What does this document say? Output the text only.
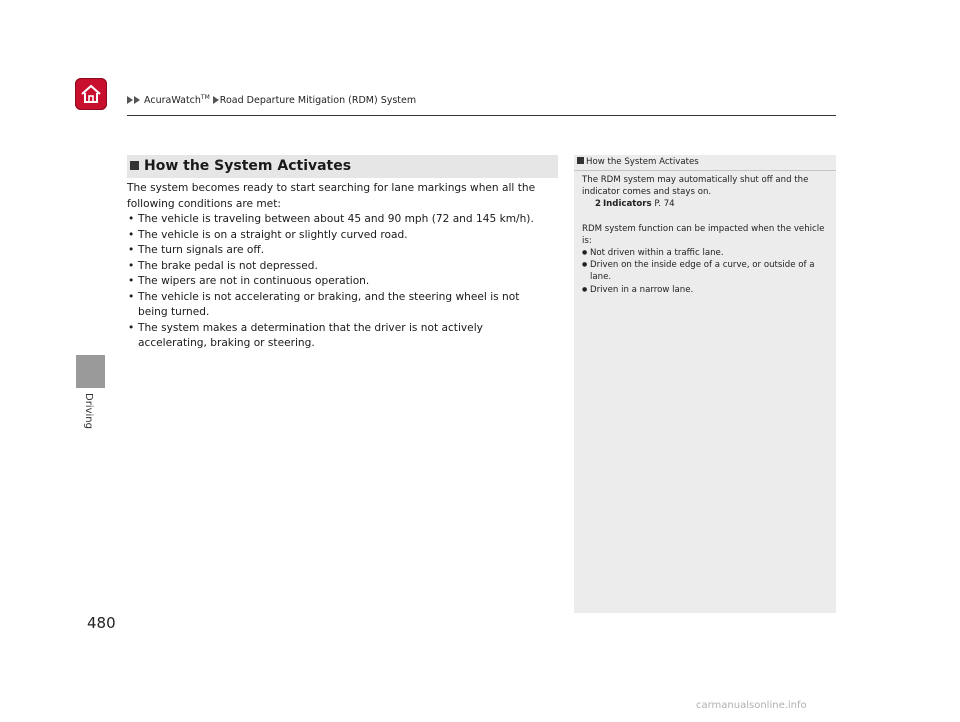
AcuraWatch™ Road Departure Mitigation (RDM) System
Driving
How the System Activates

The system becomes ready to start searching for lane markings when all the following conditions are met:

• The vehicle is traveling between about 45 and 90 mph (72 and 145 km/h).
• The vehicle is on a straight or slightly curved road.
• The turn signals are off.
• The brake pedal is not depressed.
• The wipers are not in continuous operation.
• The vehicle is not accelerating or braking, and the steering wheel is not being turned.
• The system makes a determination that the driver is not actively accelerating, braking or steering.
How the System Activates

The RDM system may automatically shut off and the indicator comes and stays on.

2 Indicators P. 74

RDM system function can be impacted when the vehicle is:

● Not driven within a traffic lane.
● Driven on the inside edge of a curve, or outside of a lane.
● Driven in a narrow lane.
480
carmanualsonline.info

— Problem requirements —
Transcribe all entries above exactly. Drop the pictures.

— Result of this task —
What does this document say? Output the text only.
AcuraWatch™ Road Departure Mitigation (RDM) System
Driving
How the System Activates

The system becomes ready to start searching for lane markings when all the following conditions are met:

• The vehicle is traveling between about 45 and 90 mph (72 and 145 km/h).
• The vehicle is on a straight or slightly curved road.
• The turn signals are off.
• The brake pedal is not depressed.
• The wipers are not in continuous operation.
• The vehicle is not accelerating or braking, and the steering wheel is not being turned.
• The system makes a determination that the driver is not actively accelerating, braking or steering.
How the System Activates

The RDM system may automatically shut off and the indicator comes and stays on.

2 Indicators P. 74

RDM system function can be impacted when the vehicle is:

● Not driven within a traffic lane.
● Driven on the inside edge of a curve, or outside of a lane.
● Driven in a narrow lane.
480
carmanualsonline.info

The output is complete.